__Direction__:
Find the lines with the string "Panel" and return them.

* begin Dataset *

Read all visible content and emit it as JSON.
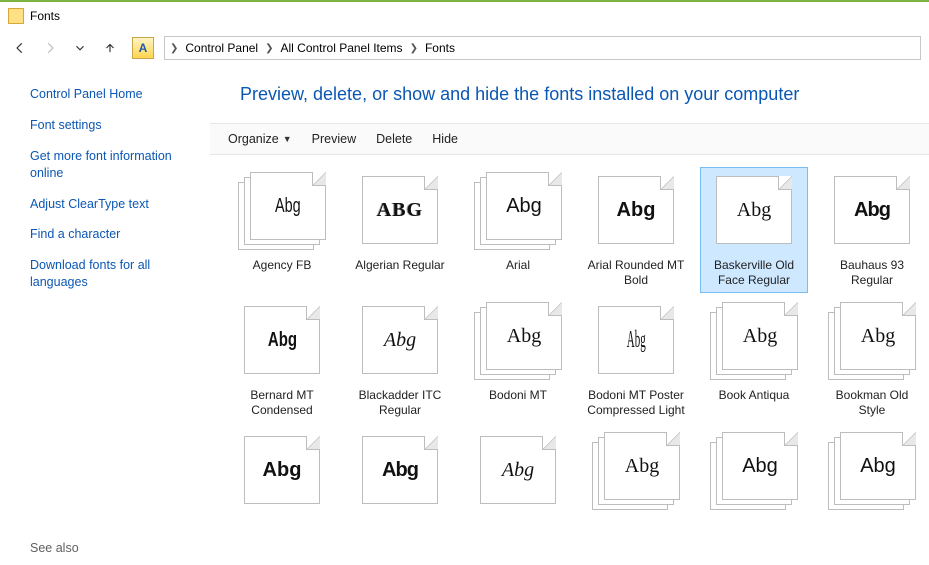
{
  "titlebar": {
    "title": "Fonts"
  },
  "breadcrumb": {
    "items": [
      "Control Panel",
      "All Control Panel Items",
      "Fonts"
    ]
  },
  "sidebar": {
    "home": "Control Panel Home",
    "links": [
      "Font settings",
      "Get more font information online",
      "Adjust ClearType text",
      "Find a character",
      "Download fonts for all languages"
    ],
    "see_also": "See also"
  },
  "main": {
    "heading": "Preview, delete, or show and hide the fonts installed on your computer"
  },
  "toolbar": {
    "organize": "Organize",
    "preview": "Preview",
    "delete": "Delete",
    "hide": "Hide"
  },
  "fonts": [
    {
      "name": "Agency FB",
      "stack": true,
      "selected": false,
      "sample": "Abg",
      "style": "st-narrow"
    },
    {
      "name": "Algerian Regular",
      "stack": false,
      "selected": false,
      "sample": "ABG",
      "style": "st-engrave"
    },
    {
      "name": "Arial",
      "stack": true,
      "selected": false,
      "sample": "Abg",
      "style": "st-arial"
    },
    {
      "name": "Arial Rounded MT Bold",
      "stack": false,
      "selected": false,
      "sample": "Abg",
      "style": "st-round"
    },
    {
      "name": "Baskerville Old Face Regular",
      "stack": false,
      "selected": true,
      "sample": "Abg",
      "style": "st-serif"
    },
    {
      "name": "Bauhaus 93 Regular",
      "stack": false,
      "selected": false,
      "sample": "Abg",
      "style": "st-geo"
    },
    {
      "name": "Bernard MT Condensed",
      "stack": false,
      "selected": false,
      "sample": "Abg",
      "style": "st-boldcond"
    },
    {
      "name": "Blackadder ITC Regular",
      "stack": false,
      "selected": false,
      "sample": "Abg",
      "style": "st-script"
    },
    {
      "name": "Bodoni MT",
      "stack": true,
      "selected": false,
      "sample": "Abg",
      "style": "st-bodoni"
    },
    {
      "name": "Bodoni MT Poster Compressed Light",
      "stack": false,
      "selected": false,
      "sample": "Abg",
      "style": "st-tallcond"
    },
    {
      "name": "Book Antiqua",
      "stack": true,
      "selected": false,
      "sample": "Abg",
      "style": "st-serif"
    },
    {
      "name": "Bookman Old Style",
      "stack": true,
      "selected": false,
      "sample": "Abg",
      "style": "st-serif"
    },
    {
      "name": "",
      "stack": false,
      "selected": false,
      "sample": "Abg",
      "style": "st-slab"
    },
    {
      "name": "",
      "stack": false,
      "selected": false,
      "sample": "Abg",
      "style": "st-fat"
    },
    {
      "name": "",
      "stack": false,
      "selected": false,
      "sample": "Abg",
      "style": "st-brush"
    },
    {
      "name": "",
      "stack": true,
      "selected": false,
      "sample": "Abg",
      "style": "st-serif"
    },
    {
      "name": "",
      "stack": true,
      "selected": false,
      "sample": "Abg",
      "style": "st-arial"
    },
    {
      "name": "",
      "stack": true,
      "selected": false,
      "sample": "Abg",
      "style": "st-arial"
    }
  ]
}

* end Dataset *

__Output of the task__:
      "Control Panel",
      "All Control Panel Items",
    "home": "Control Panel Home",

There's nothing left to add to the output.